**OBJECTIVE:**
Reproduce the material in full, exactly as written.

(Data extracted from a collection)

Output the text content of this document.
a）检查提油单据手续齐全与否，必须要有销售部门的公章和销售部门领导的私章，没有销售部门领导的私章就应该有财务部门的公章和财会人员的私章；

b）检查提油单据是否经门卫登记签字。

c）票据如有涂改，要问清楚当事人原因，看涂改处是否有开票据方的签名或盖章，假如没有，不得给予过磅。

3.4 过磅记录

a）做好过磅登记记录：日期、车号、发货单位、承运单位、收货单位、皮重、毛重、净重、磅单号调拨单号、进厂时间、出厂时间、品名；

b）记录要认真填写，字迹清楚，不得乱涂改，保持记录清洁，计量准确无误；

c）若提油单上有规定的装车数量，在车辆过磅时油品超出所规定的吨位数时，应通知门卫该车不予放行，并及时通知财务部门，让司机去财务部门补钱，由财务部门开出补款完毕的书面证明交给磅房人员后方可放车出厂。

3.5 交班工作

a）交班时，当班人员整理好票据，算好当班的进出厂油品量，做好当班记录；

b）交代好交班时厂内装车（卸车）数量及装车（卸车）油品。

**SOLUTION FOR THIS EXERCISE:**
Output the text content of this document.
a）检查提油单据手续齐全与否，必须要有销售部门的公章和销售部门领导的私章，没有销售部门领导的私章就应该有财务部门的公章和财会人员的私章；

b）检查提油单据是否经门卫登记签字。

c）票据如有涂改，要问清楚当事人原因，看涂改处是否有开票据方的签名或盖章，假如没有，不得给予过磅。

3.4 过磅记录

a）做好过磅登记记录：日期、车号、发货单位、承运单位、收货单位、皮重、毛重、净重、磅单号调拨单号、进厂时间、出厂时间、品名；

b）记录要认真填写，字迹清楚，不得乱涂改，保持记录清洁，计量准确无误；

c）若提油单上有规定的装车数量，在车辆过磅时油品超出所规定的吨位数时，应通知门卫该车不予放行，并及时通知财务部门，让司机去财务部门补钱，由财务部门开出补款完毕的书面证明交给磅房人员后方可放车出厂。

3.5 交班工作

a）交班时，当班人员整理好票据，算好当班的进出厂油品量，做好当班记录；

b）交代好交班时厂内装车（卸车）数量及装车（卸车）油品。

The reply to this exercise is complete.